## Given data
■ ■ ■

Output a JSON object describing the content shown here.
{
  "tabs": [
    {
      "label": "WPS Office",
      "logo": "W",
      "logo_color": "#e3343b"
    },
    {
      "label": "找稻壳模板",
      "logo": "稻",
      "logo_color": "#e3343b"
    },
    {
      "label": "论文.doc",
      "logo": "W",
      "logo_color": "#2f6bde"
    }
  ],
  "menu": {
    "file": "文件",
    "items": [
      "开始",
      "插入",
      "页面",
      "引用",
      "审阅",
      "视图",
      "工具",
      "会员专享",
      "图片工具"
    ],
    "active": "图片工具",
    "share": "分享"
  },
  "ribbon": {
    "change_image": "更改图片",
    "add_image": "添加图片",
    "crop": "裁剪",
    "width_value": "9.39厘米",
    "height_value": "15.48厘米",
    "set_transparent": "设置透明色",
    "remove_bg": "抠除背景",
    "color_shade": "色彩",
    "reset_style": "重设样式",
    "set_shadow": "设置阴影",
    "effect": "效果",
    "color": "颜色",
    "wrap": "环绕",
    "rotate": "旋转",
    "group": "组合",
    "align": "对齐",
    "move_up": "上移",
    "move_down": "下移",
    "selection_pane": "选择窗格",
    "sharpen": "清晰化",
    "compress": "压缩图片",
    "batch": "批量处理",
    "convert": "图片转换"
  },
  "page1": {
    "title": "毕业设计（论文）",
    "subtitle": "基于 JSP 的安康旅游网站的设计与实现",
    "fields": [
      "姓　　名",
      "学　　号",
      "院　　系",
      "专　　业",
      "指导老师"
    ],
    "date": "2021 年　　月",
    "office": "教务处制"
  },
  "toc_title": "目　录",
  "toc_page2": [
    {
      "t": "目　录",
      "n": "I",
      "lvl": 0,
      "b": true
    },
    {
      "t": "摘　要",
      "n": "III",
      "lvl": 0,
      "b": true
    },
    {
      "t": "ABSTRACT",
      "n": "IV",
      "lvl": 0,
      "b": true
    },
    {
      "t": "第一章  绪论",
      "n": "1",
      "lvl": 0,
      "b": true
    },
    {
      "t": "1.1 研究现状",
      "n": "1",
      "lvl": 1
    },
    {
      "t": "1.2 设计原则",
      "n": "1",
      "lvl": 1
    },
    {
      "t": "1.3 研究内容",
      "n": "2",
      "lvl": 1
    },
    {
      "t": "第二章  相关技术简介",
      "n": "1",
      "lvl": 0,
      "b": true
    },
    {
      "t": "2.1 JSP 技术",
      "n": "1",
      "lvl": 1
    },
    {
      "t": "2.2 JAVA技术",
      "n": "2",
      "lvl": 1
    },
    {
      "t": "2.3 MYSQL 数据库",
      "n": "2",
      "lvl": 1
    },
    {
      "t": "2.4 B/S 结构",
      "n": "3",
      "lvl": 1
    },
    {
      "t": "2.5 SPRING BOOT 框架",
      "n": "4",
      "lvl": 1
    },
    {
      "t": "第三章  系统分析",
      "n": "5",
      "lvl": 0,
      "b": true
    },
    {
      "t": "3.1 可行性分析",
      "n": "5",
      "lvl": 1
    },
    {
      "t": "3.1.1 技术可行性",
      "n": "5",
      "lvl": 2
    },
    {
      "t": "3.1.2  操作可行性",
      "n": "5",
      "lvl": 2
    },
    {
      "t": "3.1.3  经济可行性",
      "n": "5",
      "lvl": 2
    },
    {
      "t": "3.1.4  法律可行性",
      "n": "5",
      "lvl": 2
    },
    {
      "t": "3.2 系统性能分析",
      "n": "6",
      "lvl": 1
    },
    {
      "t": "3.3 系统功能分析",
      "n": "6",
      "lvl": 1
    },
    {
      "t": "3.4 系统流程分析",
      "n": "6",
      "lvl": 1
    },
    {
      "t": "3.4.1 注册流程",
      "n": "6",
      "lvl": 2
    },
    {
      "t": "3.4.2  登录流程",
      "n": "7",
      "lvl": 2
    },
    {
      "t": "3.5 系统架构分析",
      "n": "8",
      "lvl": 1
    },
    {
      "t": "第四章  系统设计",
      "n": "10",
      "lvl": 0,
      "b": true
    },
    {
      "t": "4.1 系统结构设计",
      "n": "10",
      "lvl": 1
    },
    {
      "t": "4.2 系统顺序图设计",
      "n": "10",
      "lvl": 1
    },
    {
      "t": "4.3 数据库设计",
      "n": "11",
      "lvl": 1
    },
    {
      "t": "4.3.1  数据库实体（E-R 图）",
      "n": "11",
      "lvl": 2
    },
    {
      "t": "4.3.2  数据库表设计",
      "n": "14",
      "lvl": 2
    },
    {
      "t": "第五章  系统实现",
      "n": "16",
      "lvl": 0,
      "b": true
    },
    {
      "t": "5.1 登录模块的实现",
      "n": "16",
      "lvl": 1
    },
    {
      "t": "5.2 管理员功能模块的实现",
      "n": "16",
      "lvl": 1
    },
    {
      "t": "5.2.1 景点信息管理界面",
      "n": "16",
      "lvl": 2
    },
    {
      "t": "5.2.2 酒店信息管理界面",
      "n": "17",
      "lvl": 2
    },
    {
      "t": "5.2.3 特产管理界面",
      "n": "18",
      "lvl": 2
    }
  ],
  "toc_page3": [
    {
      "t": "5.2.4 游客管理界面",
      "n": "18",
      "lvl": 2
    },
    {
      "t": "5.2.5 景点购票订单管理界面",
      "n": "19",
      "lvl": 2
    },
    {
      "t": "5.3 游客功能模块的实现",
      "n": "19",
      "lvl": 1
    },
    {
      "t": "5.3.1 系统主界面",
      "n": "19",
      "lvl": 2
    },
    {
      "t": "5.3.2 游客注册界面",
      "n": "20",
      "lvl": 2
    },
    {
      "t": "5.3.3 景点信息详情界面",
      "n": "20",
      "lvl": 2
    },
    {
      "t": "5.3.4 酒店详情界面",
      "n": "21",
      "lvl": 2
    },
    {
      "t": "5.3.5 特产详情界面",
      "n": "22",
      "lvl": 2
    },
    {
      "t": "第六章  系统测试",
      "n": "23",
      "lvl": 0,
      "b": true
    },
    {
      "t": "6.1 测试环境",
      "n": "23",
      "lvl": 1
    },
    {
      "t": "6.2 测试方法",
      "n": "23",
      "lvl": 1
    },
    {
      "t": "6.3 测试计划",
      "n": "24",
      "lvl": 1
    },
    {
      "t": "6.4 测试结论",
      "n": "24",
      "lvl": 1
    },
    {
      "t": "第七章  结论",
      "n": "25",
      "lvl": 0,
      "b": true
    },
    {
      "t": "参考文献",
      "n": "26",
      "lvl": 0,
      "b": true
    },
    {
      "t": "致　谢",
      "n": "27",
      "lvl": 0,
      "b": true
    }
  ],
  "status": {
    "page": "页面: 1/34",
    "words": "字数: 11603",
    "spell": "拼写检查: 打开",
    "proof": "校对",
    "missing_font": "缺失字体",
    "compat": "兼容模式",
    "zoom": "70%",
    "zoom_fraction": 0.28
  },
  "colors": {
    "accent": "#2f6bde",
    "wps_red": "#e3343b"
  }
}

■ ■ ■

## What the exercise asks
Repeat all entries. Match them exactly.

## Problem solution
Output a JSON object describing the content shown here.
{
  "tabs": [
    {
      "label": "WPS Office",
      "logo": "W",
      "logo_color": "#e3343b"
    },
    {
      "label": "找稻壳模板",
      "logo": "稻",
      "logo_color": "#e3343b"
    },
    {
      "label": "论文.doc",
      "logo": "W",
      "logo_color": "#2f6bde"
    }
  ],
  "menu": {
    "file": "文件",
    "items": [
      "开始",
      "插入",
      "页面",
      "引用",
      "审阅",
      "视图",
      "工具",
      "会员专享",
      "图片工具"
    ],
    "active": "图片工具",
    "share": "分享"
  },
  "ribbon": {
    "change_image": "更改图片",
    "add_image": "添加图片",
    "crop": "裁剪",
    "width_value": "9.39厘米",
    "height_value": "15.48厘米",
    "set_transparent": "设置透明色",
    "remove_bg": "抠除背景",
    "color_shade": "色彩",
    "reset_style": "重设样式",
    "set_shadow": "设置阴影",
    "effect": "效果",
    "color": "颜色",
    "wrap": "环绕",
    "rotate": "旋转",
    "group": "组合",
    "align": "对齐",
    "move_up": "上移",
    "move_down": "下移",
    "selection_pane": "选择窗格",
    "sharpen": "清晰化",
    "compress": "压缩图片",
    "batch": "批量处理",
    "convert": "图片转换"
  },
  "page1": {
    "title": "毕业设计（论文）",
    "subtitle": "基于 JSP 的安康旅游网站的设计与实现",
    "fields": [
      "姓　　名",
      "学　　号",
      "院　　系",
      "专　　业",
      "指导老师"
    ],
    "date": "2021 年　　月",
    "office": "教务处制"
  },
  "toc_title": "目　录",
  "toc_page2": [
    {
      "t": "目　录",
      "n": "I",
      "lvl": 0,
      "b": true
    },
    {
      "t": "摘　要",
      "n": "III",
      "lvl": 0,
      "b": true
    },
    {
      "t": "ABSTRACT",
      "n": "IV",
      "lvl": 0,
      "b": true
    },
    {
      "t": "第一章  绪论",
      "n": "1",
      "lvl": 0,
      "b": true
    },
    {
      "t": "1.1 研究现状",
      "n": "1",
      "lvl": 1
    },
    {
      "t": "1.2 设计原则",
      "n": "1",
      "lvl": 1
    },
    {
      "t": "1.3 研究内容",
      "n": "2",
      "lvl": 1
    },
    {
      "t": "第二章  相关技术简介",
      "n": "1",
      "lvl": 0,
      "b": true
    },
    {
      "t": "2.1 JSP 技术",
      "n": "1",
      "lvl": 1
    },
    {
      "t": "2.2 JAVA技术",
      "n": "2",
      "lvl": 1
    },
    {
      "t": "2.3 MYSQL 数据库",
      "n": "2",
      "lvl": 1
    },
    {
      "t": "2.4 B/S 结构",
      "n": "3",
      "lvl": 1
    },
    {
      "t": "2.5 SPRING BOOT 框架",
      "n": "4",
      "lvl": 1
    },
    {
      "t": "第三章  系统分析",
      "n": "5",
      "lvl": 0,
      "b": true
    },
    {
      "t": "3.1 可行性分析",
      "n": "5",
      "lvl": 1
    },
    {
      "t": "3.1.1 技术可行性",
      "n": "5",
      "lvl": 2
    },
    {
      "t": "3.1.2  操作可行性",
      "n": "5",
      "lvl": 2
    },
    {
      "t": "3.1.3  经济可行性",
      "n": "5",
      "lvl": 2
    },
    {
      "t": "3.1.4  法律可行性",
      "n": "5",
      "lvl": 2
    },
    {
      "t": "3.2 系统性能分析",
      "n": "6",
      "lvl": 1
    },
    {
      "t": "3.3 系统功能分析",
      "n": "6",
      "lvl": 1
    },
    {
      "t": "3.4 系统流程分析",
      "n": "6",
      "lvl": 1
    },
    {
      "t": "3.4.1 注册流程",
      "n": "6",
      "lvl": 2
    },
    {
      "t": "3.4.2  登录流程",
      "n": "7",
      "lvl": 2
    },
    {
      "t": "3.5 系统架构分析",
      "n": "8",
      "lvl": 1
    },
    {
      "t": "第四章  系统设计",
      "n": "10",
      "lvl": 0,
      "b": true
    },
    {
      "t": "4.1 系统结构设计",
      "n": "10",
      "lvl": 1
    },
    {
      "t": "4.2 系统顺序图设计",
      "n": "10",
      "lvl": 1
    },
    {
      "t": "4.3 数据库设计",
      "n": "11",
      "lvl": 1
    },
    {
      "t": "4.3.1  数据库实体（E-R 图）",
      "n": "11",
      "lvl": 2
    },
    {
      "t": "4.3.2  数据库表设计",
      "n": "14",
      "lvl": 2
    },
    {
      "t": "第五章  系统实现",
      "n": "16",
      "lvl": 0,
      "b": true
    },
    {
      "t": "5.1 登录模块的实现",
      "n": "16",
      "lvl": 1
    },
    {
      "t": "5.2 管理员功能模块的实现",
      "n": "16",
      "lvl": 1
    },
    {
      "t": "5.2.1 景点信息管理界面",
      "n": "16",
      "lvl": 2
    },
    {
      "t": "5.2.2 酒店信息管理界面",
      "n": "17",
      "lvl": 2
    },
    {
      "t": "5.2.3 特产管理界面",
      "n": "18",
      "lvl": 2
    }
  ],
  "toc_page3": [
    {
      "t": "5.2.4 游客管理界面",
      "n": "18",
      "lvl": 2
    },
    {
      "t": "5.2.5 景点购票订单管理界面",
      "n": "19",
      "lvl": 2
    },
    {
      "t": "5.3 游客功能模块的实现",
      "n": "19",
      "lvl": 1
    },
    {
      "t": "5.3.1 系统主界面",
      "n": "19",
      "lvl": 2
    },
    {
      "t": "5.3.2 游客注册界面",
      "n": "20",
      "lvl": 2
    },
    {
      "t": "5.3.3 景点信息详情界面",
      "n": "20",
      "lvl": 2
    },
    {
      "t": "5.3.4 酒店详情界面",
      "n": "21",
      "lvl": 2
    },
    {
      "t": "5.3.5 特产详情界面",
      "n": "22",
      "lvl": 2
    },
    {
      "t": "第六章  系统测试",
      "n": "23",
      "lvl": 0,
      "b": true
    },
    {
      "t": "6.1 测试环境",
      "n": "23",
      "lvl": 1
    },
    {
      "t": "6.2 测试方法",
      "n": "23",
      "lvl": 1
    },
    {
      "t": "6.3 测试计划",
      "n": "24",
      "lvl": 1
    },
    {
      "t": "6.4 测试结论",
      "n": "24",
      "lvl": 1
    },
    {
      "t": "第七章  结论",
      "n": "25",
      "lvl": 0,
      "b": true
    },
    {
      "t": "参考文献",
      "n": "26",
      "lvl": 0,
      "b": true
    },
    {
      "t": "致　谢",
      "n": "27",
      "lvl": 0,
      "b": true
    }
  ],
  "status": {
    "page": "页面: 1/34",
    "words": "字数: 11603",
    "spell": "拼写检查: 打开",
    "proof": "校对",
    "missing_font": "缺失字体",
    "compat": "兼容模式",
    "zoom": "70%",
    "zoom_fraction": 0.28
  },
  "colors": {
    "accent": "#2f6bde",
    "wps_red": "#e3343b"
  }
}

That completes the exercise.